▸ **Exercise directions**: Repeat each entry in full, exactly.
┌────────
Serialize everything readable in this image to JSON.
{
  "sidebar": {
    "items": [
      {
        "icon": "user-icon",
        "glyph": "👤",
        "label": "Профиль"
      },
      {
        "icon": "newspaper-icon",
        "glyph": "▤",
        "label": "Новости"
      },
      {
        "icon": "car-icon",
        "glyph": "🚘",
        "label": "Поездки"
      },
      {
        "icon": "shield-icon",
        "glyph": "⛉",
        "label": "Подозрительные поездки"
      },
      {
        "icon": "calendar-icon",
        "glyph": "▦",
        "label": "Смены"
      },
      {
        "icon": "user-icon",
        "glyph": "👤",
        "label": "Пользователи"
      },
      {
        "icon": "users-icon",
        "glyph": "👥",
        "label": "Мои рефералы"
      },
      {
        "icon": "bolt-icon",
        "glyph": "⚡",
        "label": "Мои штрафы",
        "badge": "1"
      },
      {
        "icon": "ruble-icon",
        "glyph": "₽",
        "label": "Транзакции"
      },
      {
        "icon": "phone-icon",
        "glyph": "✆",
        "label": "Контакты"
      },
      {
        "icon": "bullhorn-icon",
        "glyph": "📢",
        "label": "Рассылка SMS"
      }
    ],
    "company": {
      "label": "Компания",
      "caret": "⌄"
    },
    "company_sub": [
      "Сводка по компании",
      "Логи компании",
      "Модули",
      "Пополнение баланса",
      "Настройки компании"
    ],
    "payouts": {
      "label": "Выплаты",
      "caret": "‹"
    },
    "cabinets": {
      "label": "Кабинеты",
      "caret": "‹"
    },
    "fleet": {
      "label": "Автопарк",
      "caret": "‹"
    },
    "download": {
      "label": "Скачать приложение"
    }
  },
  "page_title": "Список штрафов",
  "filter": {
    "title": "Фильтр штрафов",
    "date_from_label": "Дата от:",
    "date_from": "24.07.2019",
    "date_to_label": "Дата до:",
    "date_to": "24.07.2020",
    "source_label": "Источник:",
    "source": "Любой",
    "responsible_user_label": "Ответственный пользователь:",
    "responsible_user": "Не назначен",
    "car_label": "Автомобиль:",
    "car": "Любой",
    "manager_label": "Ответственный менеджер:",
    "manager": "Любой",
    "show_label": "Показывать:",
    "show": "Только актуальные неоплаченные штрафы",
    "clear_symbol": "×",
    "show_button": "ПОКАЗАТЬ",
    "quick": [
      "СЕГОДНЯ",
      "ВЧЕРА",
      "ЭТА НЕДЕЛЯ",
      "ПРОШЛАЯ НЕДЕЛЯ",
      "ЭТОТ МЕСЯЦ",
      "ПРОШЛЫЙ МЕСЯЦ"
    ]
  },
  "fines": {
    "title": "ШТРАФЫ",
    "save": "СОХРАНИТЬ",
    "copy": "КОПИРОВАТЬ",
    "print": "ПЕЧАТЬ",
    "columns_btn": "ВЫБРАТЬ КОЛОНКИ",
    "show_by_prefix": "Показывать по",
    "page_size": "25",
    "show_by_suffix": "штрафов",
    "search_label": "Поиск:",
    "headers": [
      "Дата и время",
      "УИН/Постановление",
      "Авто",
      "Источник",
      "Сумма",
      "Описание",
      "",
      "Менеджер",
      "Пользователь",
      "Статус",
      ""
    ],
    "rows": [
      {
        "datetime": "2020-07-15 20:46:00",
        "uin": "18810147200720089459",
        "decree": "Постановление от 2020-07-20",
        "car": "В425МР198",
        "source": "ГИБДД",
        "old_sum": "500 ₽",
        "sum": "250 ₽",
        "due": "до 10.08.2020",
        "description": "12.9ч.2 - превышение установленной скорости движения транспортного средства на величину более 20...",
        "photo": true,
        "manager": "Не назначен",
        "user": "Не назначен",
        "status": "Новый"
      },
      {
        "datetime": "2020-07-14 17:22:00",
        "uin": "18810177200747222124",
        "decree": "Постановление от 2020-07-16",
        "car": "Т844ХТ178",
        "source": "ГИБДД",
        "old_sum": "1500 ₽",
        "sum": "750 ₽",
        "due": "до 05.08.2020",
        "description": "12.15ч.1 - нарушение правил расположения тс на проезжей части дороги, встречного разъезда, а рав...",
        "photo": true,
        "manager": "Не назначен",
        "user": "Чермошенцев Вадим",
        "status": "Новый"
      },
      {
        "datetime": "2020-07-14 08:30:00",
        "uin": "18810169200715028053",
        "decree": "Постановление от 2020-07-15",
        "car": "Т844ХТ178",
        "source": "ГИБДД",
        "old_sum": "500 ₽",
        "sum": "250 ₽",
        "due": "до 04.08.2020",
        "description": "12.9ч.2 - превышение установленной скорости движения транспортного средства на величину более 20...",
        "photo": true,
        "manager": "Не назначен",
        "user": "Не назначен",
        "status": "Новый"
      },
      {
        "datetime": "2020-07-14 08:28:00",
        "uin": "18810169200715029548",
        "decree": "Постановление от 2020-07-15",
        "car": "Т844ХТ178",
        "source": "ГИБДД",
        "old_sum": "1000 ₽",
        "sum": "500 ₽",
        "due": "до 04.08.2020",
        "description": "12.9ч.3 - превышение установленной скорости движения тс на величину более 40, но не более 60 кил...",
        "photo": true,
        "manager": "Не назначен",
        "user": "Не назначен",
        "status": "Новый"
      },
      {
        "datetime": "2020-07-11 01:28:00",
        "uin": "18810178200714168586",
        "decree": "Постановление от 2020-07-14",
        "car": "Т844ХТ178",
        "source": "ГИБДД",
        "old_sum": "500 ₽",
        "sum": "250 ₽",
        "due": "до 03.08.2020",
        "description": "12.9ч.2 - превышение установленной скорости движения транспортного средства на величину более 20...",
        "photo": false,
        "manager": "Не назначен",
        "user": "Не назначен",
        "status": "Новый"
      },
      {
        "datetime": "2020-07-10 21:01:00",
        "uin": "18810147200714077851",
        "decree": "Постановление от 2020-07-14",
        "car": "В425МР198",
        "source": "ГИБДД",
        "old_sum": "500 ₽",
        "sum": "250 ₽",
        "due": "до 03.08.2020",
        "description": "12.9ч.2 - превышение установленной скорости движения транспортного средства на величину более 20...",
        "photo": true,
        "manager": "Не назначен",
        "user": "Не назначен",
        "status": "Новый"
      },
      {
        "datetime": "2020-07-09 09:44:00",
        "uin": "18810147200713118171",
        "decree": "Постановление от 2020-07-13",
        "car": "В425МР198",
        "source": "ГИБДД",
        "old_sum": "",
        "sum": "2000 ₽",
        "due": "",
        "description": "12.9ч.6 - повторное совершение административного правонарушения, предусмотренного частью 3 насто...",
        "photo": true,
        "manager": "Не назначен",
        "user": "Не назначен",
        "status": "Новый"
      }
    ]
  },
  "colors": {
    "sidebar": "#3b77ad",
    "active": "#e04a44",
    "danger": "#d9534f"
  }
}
└────────
▸ **Solved exercise**:
Serialize everything readable in this image to JSON.
{
  "sidebar": {
    "items": [
      {
        "icon": "user-icon",
        "glyph": "👤",
        "label": "Профиль"
      },
      {
        "icon": "newspaper-icon",
        "glyph": "▤",
        "label": "Новости"
      },
      {
        "icon": "car-icon",
        "glyph": "🚘",
        "label": "Поездки"
      },
      {
        "icon": "shield-icon",
        "glyph": "⛉",
        "label": "Подозрительные поездки"
      },
      {
        "icon": "calendar-icon",
        "glyph": "▦",
        "label": "Смены"
      },
      {
        "icon": "user-icon",
        "glyph": "👤",
        "label": "Пользователи"
      },
      {
        "icon": "users-icon",
        "glyph": "👥",
        "label": "Мои рефералы"
      },
      {
        "icon": "bolt-icon",
        "glyph": "⚡",
        "label": "Мои штрафы",
        "badge": "1"
      },
      {
        "icon": "ruble-icon",
        "glyph": "₽",
        "label": "Транзакции"
      },
      {
        "icon": "phone-icon",
        "glyph": "✆",
        "label": "Контакты"
      },
      {
        "icon": "bullhorn-icon",
        "glyph": "📢",
        "label": "Рассылка SMS"
      }
    ],
    "company": {
      "label": "Компания",
      "caret": "⌄"
    },
    "company_sub": [
      "Сводка по компании",
      "Логи компании",
      "Модули",
      "Пополнение баланса",
      "Настройки компании"
    ],
    "payouts": {
      "label": "Выплаты",
      "caret": "‹"
    },
    "cabinets": {
      "label": "Кабинеты",
      "caret": "‹"
    },
    "fleet": {
      "label": "Автопарк",
      "caret": "‹"
    },
    "download": {
      "label": "Скачать приложение"
    }
  },
  "page_title": "Список штрафов",
  "filter": {
    "title": "Фильтр штрафов",
    "date_from_label": "Дата от:",
    "date_from": "24.07.2019",
    "date_to_label": "Дата до:",
    "date_to": "24.07.2020",
    "source_label": "Источник:",
    "source": "Любой",
    "responsible_user_label": "Ответственный пользователь:",
    "responsible_user": "Не назначен",
    "car_label": "Автомобиль:",
    "car": "Любой",
    "manager_label": "Ответственный менеджер:",
    "manager": "Любой",
    "show_label": "Показывать:",
    "show": "Только актуальные неоплаченные штрафы",
    "clear_symbol": "×",
    "show_button": "ПОКАЗАТЬ",
    "quick": [
      "СЕГОДНЯ",
      "ВЧЕРА",
      "ЭТА НЕДЕЛЯ",
      "ПРОШЛАЯ НЕДЕЛЯ",
      "ЭТОТ МЕСЯЦ",
      "ПРОШЛЫЙ МЕСЯЦ"
    ]
  },
  "fines": {
    "title": "ШТРАФЫ",
    "save": "СОХРАНИТЬ",
    "copy": "КОПИРОВАТЬ",
    "print": "ПЕЧАТЬ",
    "columns_btn": "ВЫБРАТЬ КОЛОНКИ",
    "show_by_prefix": "Показывать по",
    "page_size": "25",
    "show_by_suffix": "штрафов",
    "search_label": "Поиск:",
    "headers": [
      "Дата и время",
      "УИН/Постановление",
      "Авто",
      "Источник",
      "Сумма",
      "Описание",
      "",
      "Менеджер",
      "Пользователь",
      "Статус",
      ""
    ],
    "rows": [
      {
        "datetime": "2020-07-15 20:46:00",
        "uin": "18810147200720089459",
        "decree": "Постановление от 2020-07-20",
        "car": "В425МР198",
        "source": "ГИБДД",
        "old_sum": "500 ₽",
        "sum": "250 ₽",
        "due": "до 10.08.2020",
        "description": "12.9ч.2 - превышение установленной скорости движения транспортного средства на величину более 20...",
        "photo": true,
        "manager": "Не назначен",
        "user": "Не назначен",
        "status": "Новый"
      },
      {
        "datetime": "2020-07-14 17:22:00",
        "uin": "18810177200747222124",
        "decree": "Постановление от 2020-07-16",
        "car": "Т844ХТ178",
        "source": "ГИБДД",
        "old_sum": "1500 ₽",
        "sum": "750 ₽",
        "due": "до 05.08.2020",
        "description": "12.15ч.1 - нарушение правил расположения тс на проезжей части дороги, встречного разъезда, а рав...",
        "photo": true,
        "manager": "Не назначен",
        "user": "Чермошенцев Вадим",
        "status": "Новый"
      },
      {
        "datetime": "2020-07-14 08:30:00",
        "uin": "18810169200715028053",
        "decree": "Постановление от 2020-07-15",
        "car": "Т844ХТ178",
        "source": "ГИБДД",
        "old_sum": "500 ₽",
        "sum": "250 ₽",
        "due": "до 04.08.2020",
        "description": "12.9ч.2 - превышение установленной скорости движения транспортного средства на величину более 20...",
        "photo": true,
        "manager": "Не назначен",
        "user": "Не назначен",
        "status": "Новый"
      },
      {
        "datetime": "2020-07-14 08:28:00",
        "uin": "18810169200715029548",
        "decree": "Постановление от 2020-07-15",
        "car": "Т844ХТ178",
        "source": "ГИБДД",
        "old_sum": "1000 ₽",
        "sum": "500 ₽",
        "due": "до 04.08.2020",
        "description": "12.9ч.3 - превышение установленной скорости движения тс на величину более 40, но не более 60 кил...",
        "photo": true,
        "manager": "Не назначен",
        "user": "Не назначен",
        "status": "Новый"
      },
      {
        "datetime": "2020-07-11 01:28:00",
        "uin": "18810178200714168586",
        "decree": "Постановление от 2020-07-14",
        "car": "Т844ХТ178",
        "source": "ГИБДД",
        "old_sum": "500 ₽",
        "sum": "250 ₽",
        "due": "до 03.08.2020",
        "description": "12.9ч.2 - превышение установленной скорости движения транспортного средства на величину более 20...",
        "photo": false,
        "manager": "Не назначен",
        "user": "Не назначен",
        "status": "Новый"
      },
      {
        "datetime": "2020-07-10 21:01:00",
        "uin": "18810147200714077851",
        "decree": "Постановление от 2020-07-14",
        "car": "В425МР198",
        "source": "ГИБДД",
        "old_sum": "500 ₽",
        "sum": "250 ₽",
        "due": "до 03.08.2020",
        "description": "12.9ч.2 - превышение установленной скорости движения транспортного средства на величину более 20...",
        "photo": true,
        "manager": "Не назначен",
        "user": "Не назначен",
        "status": "Новый"
      },
      {
        "datetime": "2020-07-09 09:44:00",
        "uin": "18810147200713118171",
        "decree": "Постановление от 2020-07-13",
        "car": "В425МР198",
        "source": "ГИБДД",
        "old_sum": "",
        "sum": "2000 ₽",
        "due": "",
        "description": "12.9ч.6 - повторное совершение административного правонарушения, предусмотренного частью 3 насто...",
        "photo": true,
        "manager": "Не назначен",
        "user": "Не назначен",
        "status": "Новый"
      }
    ]
  },
  "colors": {
    "sidebar": "#3b77ad",
    "active": "#e04a44",
    "danger": "#d9534f"
  }
}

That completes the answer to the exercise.